--- Job ---
Identify each line below containing the string "排气冲程" and copy it.

--- Stored data ---
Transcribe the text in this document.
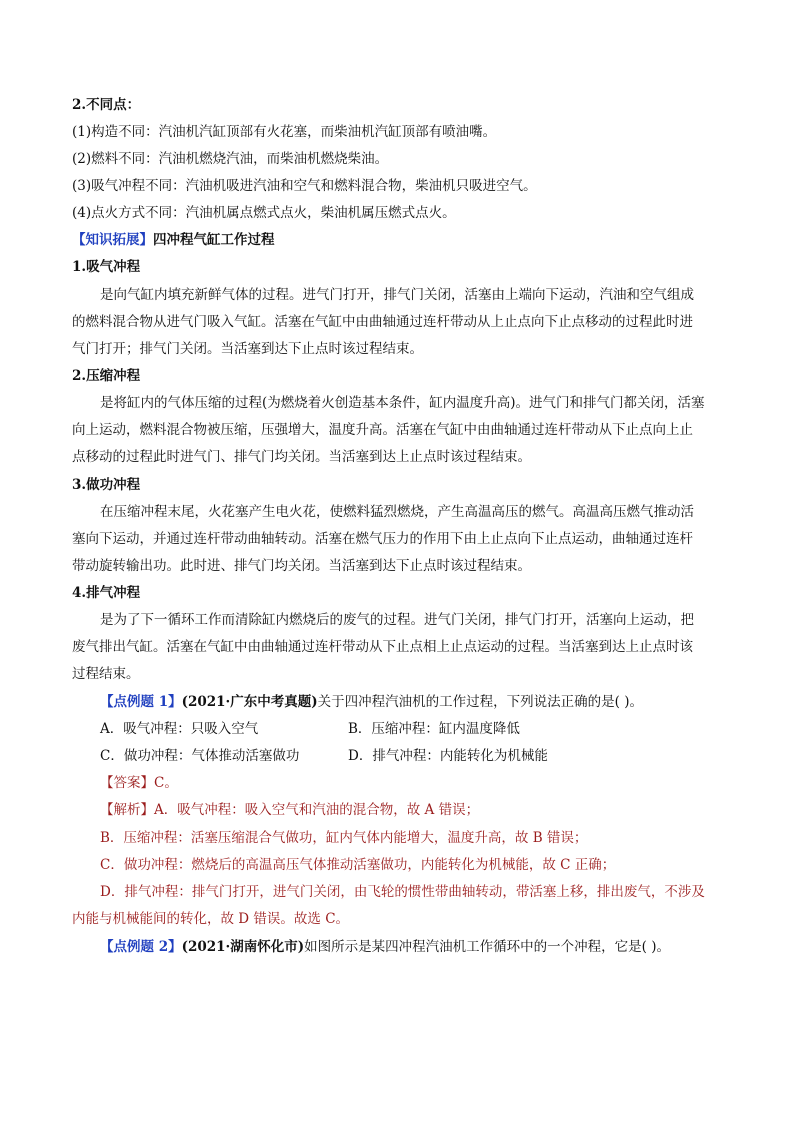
2.不同点：
(1)构造不同：汽油机汽缸顶部有火花塞，而柴油机汽缸顶部有喷油嘴。
(2)燃料不同：汽油机燃烧汽油，而柴油机燃烧柴油。
(3)吸气冲程不同：汽油机吸进汽油和空气和燃料混合物，柴油机只吸进空气。
(4)点火方式不同：汽油机属点燃式点火，柴油机属压燃式点火。
【知识拓展】四冲程气缸工作过程
1.吸气冲程
是向气缸内填充新鲜气体的过程。进气门打开，排气门关闭，活塞由上端向下运动，汽油和空气组成
的燃料混合物从进气门吸入气缸。活塞在气缸中由曲轴通过连杆带动从上止点向下止点移动的过程此时进
气门打开；排气门关闭。当活塞到达下止点时该过程结束。
2.压缩冲程
是将缸内的气体压缩的过程(为燃烧着火创造基本条件，缸内温度升高)。进气门和排气门都关闭，活塞
向上运动，燃料混合物被压缩，压强增大，温度升高。活塞在气缸中由曲轴通过连杆带动从下止点向上止
点移动的过程此时进气门、排气门均关闭。当活塞到达上止点时该过程结束。
3.做功冲程
在压缩冲程末尾，火花塞产生电火花，使燃料猛烈燃烧，产生高温高压的燃气。高温高压燃气推动活
塞向下运动，并通过连杆带动曲轴转动。活塞在燃气压力的作用下由上止点向下止点运动，曲轴通过连杆
带动旋转输出功。此时进、排气门均关闭。当活塞到达下止点时该过程结束。
4.排气冲程
是为了下一循环工作而清除缸内燃烧后的废气的过程。进气门关闭，排气门打开，活塞向上运动，把
废气排出气缸。活塞在气缸中由曲轴通过连杆带动从下止点相上止点运动的过程。当活塞到达上止点时该
过程结束。
【点例题 1】(2021·广东中考真题)关于四冲程汽油机的工作过程，下列说法正确的是( )。
A．吸气冲程：只吸入空气	B．压缩冲程：缸内温度降低
C．做功冲程：气体推动活塞做功	D．排气冲程：内能转化为机械能
【答案】C。
【解析】A．吸气冲程：吸入空气和汽油的混合物，故 A 错误；
B．压缩冲程：活塞压缩混合气做功，缸内气体内能增大，温度升高，故 B 错误；
C．做功冲程：燃烧后的高温高压气体推动活塞做功，内能转化为机械能，故 C 正确；
D．排气冲程：排气门打开，进气门关闭，由飞轮的惯性带曲轴转动，带活塞上移，排出废气，不涉及
内能与机械能间的转化，故 D 错误。故选 C。
【点例题 2】(2021·湖南怀化市)如图所示是某四冲程汽油机工作循环中的一个冲程，它是( )。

--- Result of the exercise ---
4.排气冲程
C．做功冲程：气体推动活塞做功	D．排气冲程：内能转化为机械能
D．排气冲程：排气门打开，进气门关闭，由飞轮的惯性带曲轴转动，带活塞上移，排出废气，不涉及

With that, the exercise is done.